DATASET EXCERPTS:
┄┄┄┄┄┄┄┄┄┄┄┄┄┄┄┄┄┄┄┄

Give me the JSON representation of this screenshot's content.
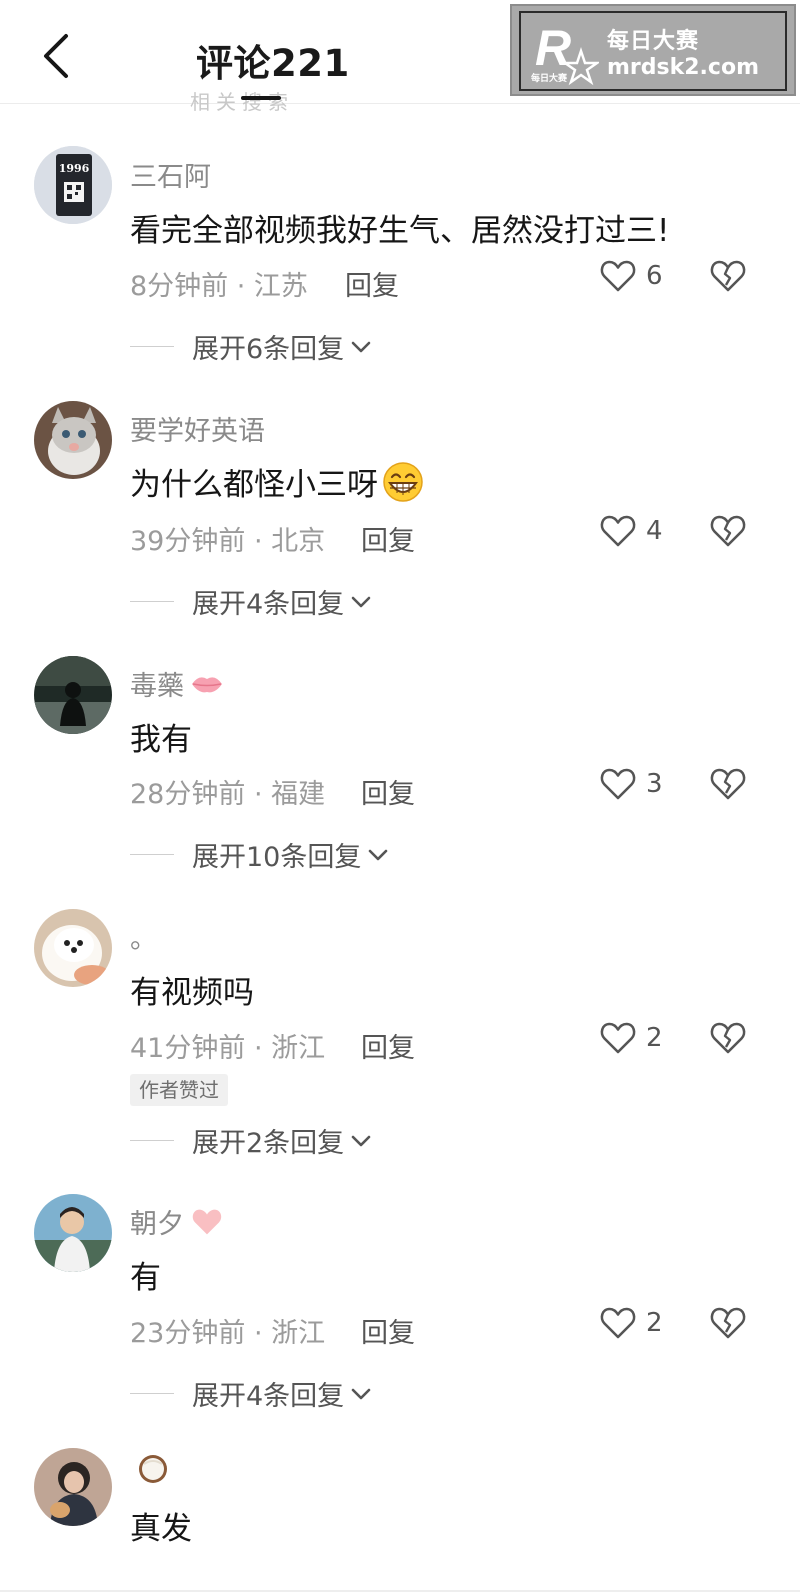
{
  "header": {
    "title": "评论221",
    "ghost_text": "相关搜索"
  },
  "watermark": {
    "logo_text": "R",
    "logo_sub": "每日大赛",
    "cn": "每日大赛",
    "url": "mrdsk2.com"
  },
  "reply_label": "回复",
  "comments": [
    {
      "username": "三石阿",
      "text": "看完全部视频我好生气、居然没打过三!",
      "time": "8分钟前 · 江苏",
      "likes": "6",
      "expand": "展开6条回复"
    },
    {
      "username": "要学好英语",
      "text": "为什么都怪小三呀",
      "time": "39分钟前 · 北京",
      "likes": "4",
      "expand": "展开4条回复"
    },
    {
      "username": "毒藥",
      "text": "我有",
      "time": "28分钟前 · 福建",
      "likes": "3",
      "expand": "展开10条回复"
    },
    {
      "username": "。",
      "text": "有视频吗",
      "time": "41分钟前 · 浙江",
      "likes": "2",
      "badge": "作者赞过",
      "expand": "展开2条回复"
    },
    {
      "username": "朝夕",
      "text": "有",
      "time": "23分钟前 · 浙江",
      "likes": "2",
      "expand": "展开4条回复"
    },
    {
      "username": "",
      "text": "真发"
    }
  ],
  "avatar1_text": "1996",
  "colors": {
    "text": "#161616",
    "muted": "#9b9b9b",
    "like": "#555555"
  }
}
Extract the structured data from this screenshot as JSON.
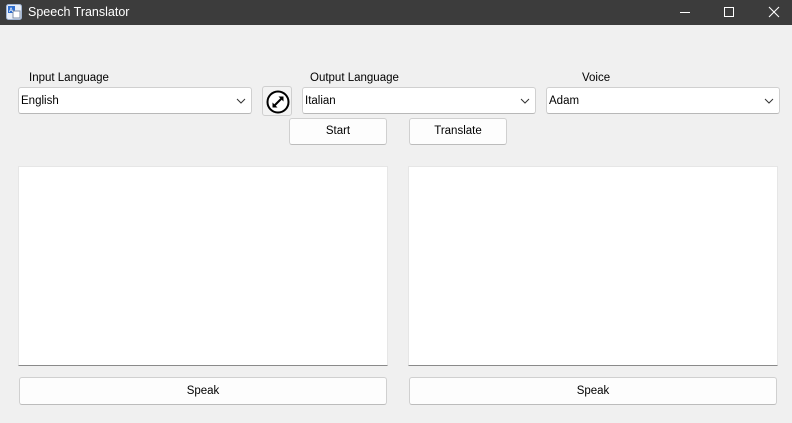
{
  "window": {
    "title": "Speech Translator",
    "controls": {
      "minimize": "minimize-icon",
      "maximize": "maximize-icon",
      "close": "close-icon"
    }
  },
  "input_language": {
    "label": "Input Language",
    "value": "English"
  },
  "swap": {
    "icon": "swap-languages-icon"
  },
  "output_language": {
    "label": "Output Language",
    "value": "Italian"
  },
  "voice": {
    "label": "Voice",
    "value": "Adam"
  },
  "actions": {
    "start_label": "Start",
    "translate_label": "Translate"
  },
  "input_panel": {
    "text": "",
    "speak_label": "Speak"
  },
  "output_panel": {
    "text": "",
    "speak_label": "Speak"
  },
  "colors": {
    "titlebar": "#3c3c3c",
    "window_background": "#f0f0f0",
    "field_background": "#ffffff"
  }
}
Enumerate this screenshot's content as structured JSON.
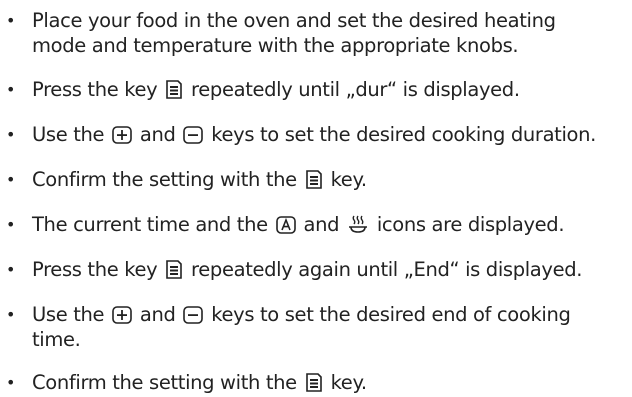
{
  "instructions": {
    "steps": [
      {
        "line1": "Place your food in the oven and set the desired heating",
        "line2": "mode and temperature with the appropriate knobs."
      },
      {
        "before": "Press the key",
        "icon": "menu-key-icon",
        "after": "repeatedly until „dur“ is displayed."
      },
      {
        "before": "Use the",
        "icon1": "plus-key-icon",
        "middle": "and",
        "icon2": "minus-key-icon",
        "after": "keys to set the desired cooking duration."
      },
      {
        "before": "Confirm the setting with the",
        "icon": "menu-key-icon",
        "after": "key."
      },
      {
        "before": "The current time and the",
        "icon1": "automatic-a-icon",
        "middle": "and",
        "icon2": "cooking-pot-icon",
        "after": "icons are displayed."
      },
      {
        "before": "Press the key",
        "icon": "menu-key-icon",
        "after": "repeatedly again until „End“ is displayed."
      },
      {
        "before": "Use the",
        "icon1": "plus-key-icon",
        "middle": "and",
        "icon2": "minus-key-icon",
        "after": "keys to set the desired end of cooking",
        "line2": "time."
      },
      {
        "before": "Confirm the setting with the",
        "icon": "menu-key-icon",
        "after": "key."
      }
    ]
  }
}
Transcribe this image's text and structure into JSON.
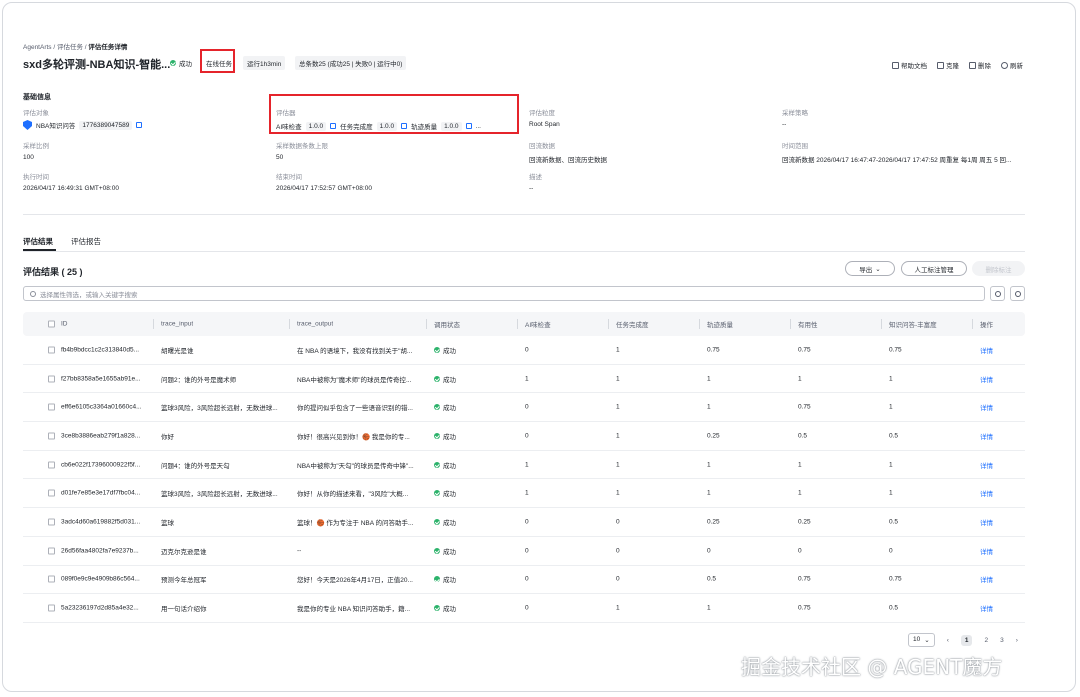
{
  "breadcrumb": {
    "root": "AgentArts",
    "sep1": "/",
    "mid": "评估任务",
    "sep2": "/",
    "current": "评估任务详情"
  },
  "header": {
    "title": "sxd多轮评测-NBA知识-智能...",
    "status": "成功",
    "task_type": "在线任务",
    "runtime": "运行1h3min",
    "summary": "总条数25 (成功25 | 失败0 | 运行中0)",
    "actions": {
      "help": "帮助文档",
      "clone": "克隆",
      "delete": "删除",
      "refresh": "刷新"
    }
  },
  "basic": {
    "section_title": "基础信息",
    "eval_target_label": "评估对象",
    "eval_target_name": "NBA知识问答",
    "eval_target_id": "1776389047589",
    "evaluator_label": "评估器",
    "evaluators": [
      {
        "name": "AI味检查",
        "version": "1.0.0"
      },
      {
        "name": "任务完成度",
        "version": "1.0.0"
      },
      {
        "name": "轨迹质量",
        "version": "1.0.0"
      }
    ],
    "evaluator_more": "...",
    "granularity_label": "评估粒度",
    "granularity": "Root Span",
    "sampling_strategy_label": "采样策略",
    "sampling_strategy": "--",
    "sampling_ratio_label": "采样比例",
    "sampling_ratio": "100",
    "sampling_limit_label": "采样数据条数上限",
    "sampling_limit": "50",
    "backflow_label": "回流数据",
    "backflow": "回流新数据、回流历史数据",
    "time_range_label": "时间范围",
    "time_range": "回流新数据 2026/04/17 16:47:47-2026/04/17 17:47:52 周重复 每1周 周五 5 回...",
    "exec_time_label": "执行时间",
    "exec_time": "2026/04/17 16:49:31 GMT+08:00",
    "end_time_label": "结束时间",
    "end_time": "2026/04/17 17:52:57 GMT+08:00",
    "desc_label": "描述",
    "desc": "--"
  },
  "tabs": {
    "results": "评估结果",
    "report": "评估报告"
  },
  "results": {
    "title": "评估结果 ( 25 )",
    "export": "导出",
    "manual": "人工标注管理",
    "disabled_btn": "删除标注",
    "search_placeholder": "选择属性筛选，或输入关键字搜索"
  },
  "table": {
    "headers": [
      "ID",
      "trace_input",
      "trace_output",
      "调用状态",
      "AI味检查",
      "任务完成度",
      "轨迹质量",
      "有用性",
      "知识问答-丰富度",
      "操作"
    ],
    "rows": [
      [
        "fb4b9bdcc1c2c313840d5...",
        "胡曙光是谁",
        "在 NBA 的语境下，我没有找到关于\"胡...",
        "成功",
        "0",
        "1",
        "0.75",
        "0.75",
        "0.75",
        "详情"
      ],
      [
        "f27bb8358a5e1655ab91e...",
        "问题2：谁的外号是魔术师",
        "NBA中被称为\"魔术师\"的球员是传奇控...",
        "成功",
        "1",
        "1",
        "1",
        "1",
        "1",
        "详情"
      ],
      [
        "eff6e6105c3364a01660c4...",
        "篮球3风险，3风险超长远射，无数进球...",
        "你的提问似乎包含了一些语音识别的错...",
        "成功",
        "0",
        "1",
        "1",
        "0.75",
        "1",
        "详情"
      ],
      [
        "3ce8b3886eab279f1a828...",
        "你好",
        "你好！很高兴见到你！🏀 我是你的专...",
        "成功",
        "0",
        "1",
        "0.25",
        "0.5",
        "0.5",
        "详情"
      ],
      [
        "cb6e022f17396000922f5f...",
        "问题4：谁的外号是天勾",
        "NBA中被称为\"天勾\"的球员是传奇中锋\"...",
        "成功",
        "1",
        "1",
        "1",
        "1",
        "1",
        "详情"
      ],
      [
        "d01fe7e85e3e17df7fbc04...",
        "篮球3风险，3风险超长远射，无数进球...",
        "你好！从你的描述来看，\"3风险\"大概...",
        "成功",
        "1",
        "1",
        "1",
        "1",
        "1",
        "详情"
      ],
      [
        "3adc4d60a619882f5d031...",
        "篮球",
        "篮球！🏀 作为专注于 NBA 的问答助手...",
        "成功",
        "0",
        "0",
        "0.25",
        "0.25",
        "0.5",
        "详情"
      ],
      [
        "26d56faa4802fa7e9237b...",
        "迈克尔克逊是谁",
        "--",
        "成功",
        "0",
        "0",
        "0",
        "0",
        "0",
        "详情"
      ],
      [
        "089f0e9c9e4909b86c564...",
        "预测今年总冠军",
        "您好！今天是2026年4月17日，正值20...",
        "成功",
        "0",
        "0",
        "0.5",
        "0.75",
        "0.75",
        "详情"
      ],
      [
        "5a23236197d2d85a4e32...",
        "用一句话介绍你",
        "我是你的专业 NBA 知识问答助手，籍...",
        "成功",
        "0",
        "1",
        "1",
        "0.75",
        "0.5",
        "详情"
      ]
    ]
  },
  "pager": {
    "size": "10",
    "pages": [
      "1",
      "2",
      "3"
    ],
    "prev": "‹",
    "next": "›"
  },
  "watermark": "掘金技术社区 @ AGENT魔方",
  "colors": {
    "accent": "#1e6fff",
    "success": "#2cb36b",
    "highlight_box": "#e5242b"
  }
}
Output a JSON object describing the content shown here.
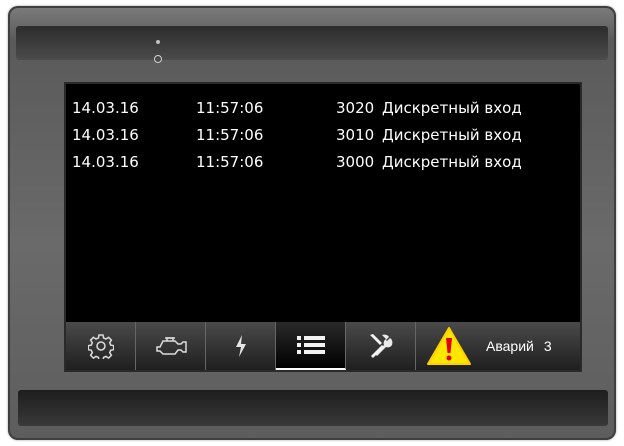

┄┄┄┄┄┄┄┄┄┄┄┄┄┄┄┄┄┄┄┄

REQUEST: Copy out the lines in which the string "回流新数据" appears.

COMPLETED EXERCISE:
    "backflow": "回流新数据、回流历史数据",
    "time_range": "回流新数据 2026/04/17 16:47:47-2026/04/17 17:47:52 周重复 每1周 周五 5 回...",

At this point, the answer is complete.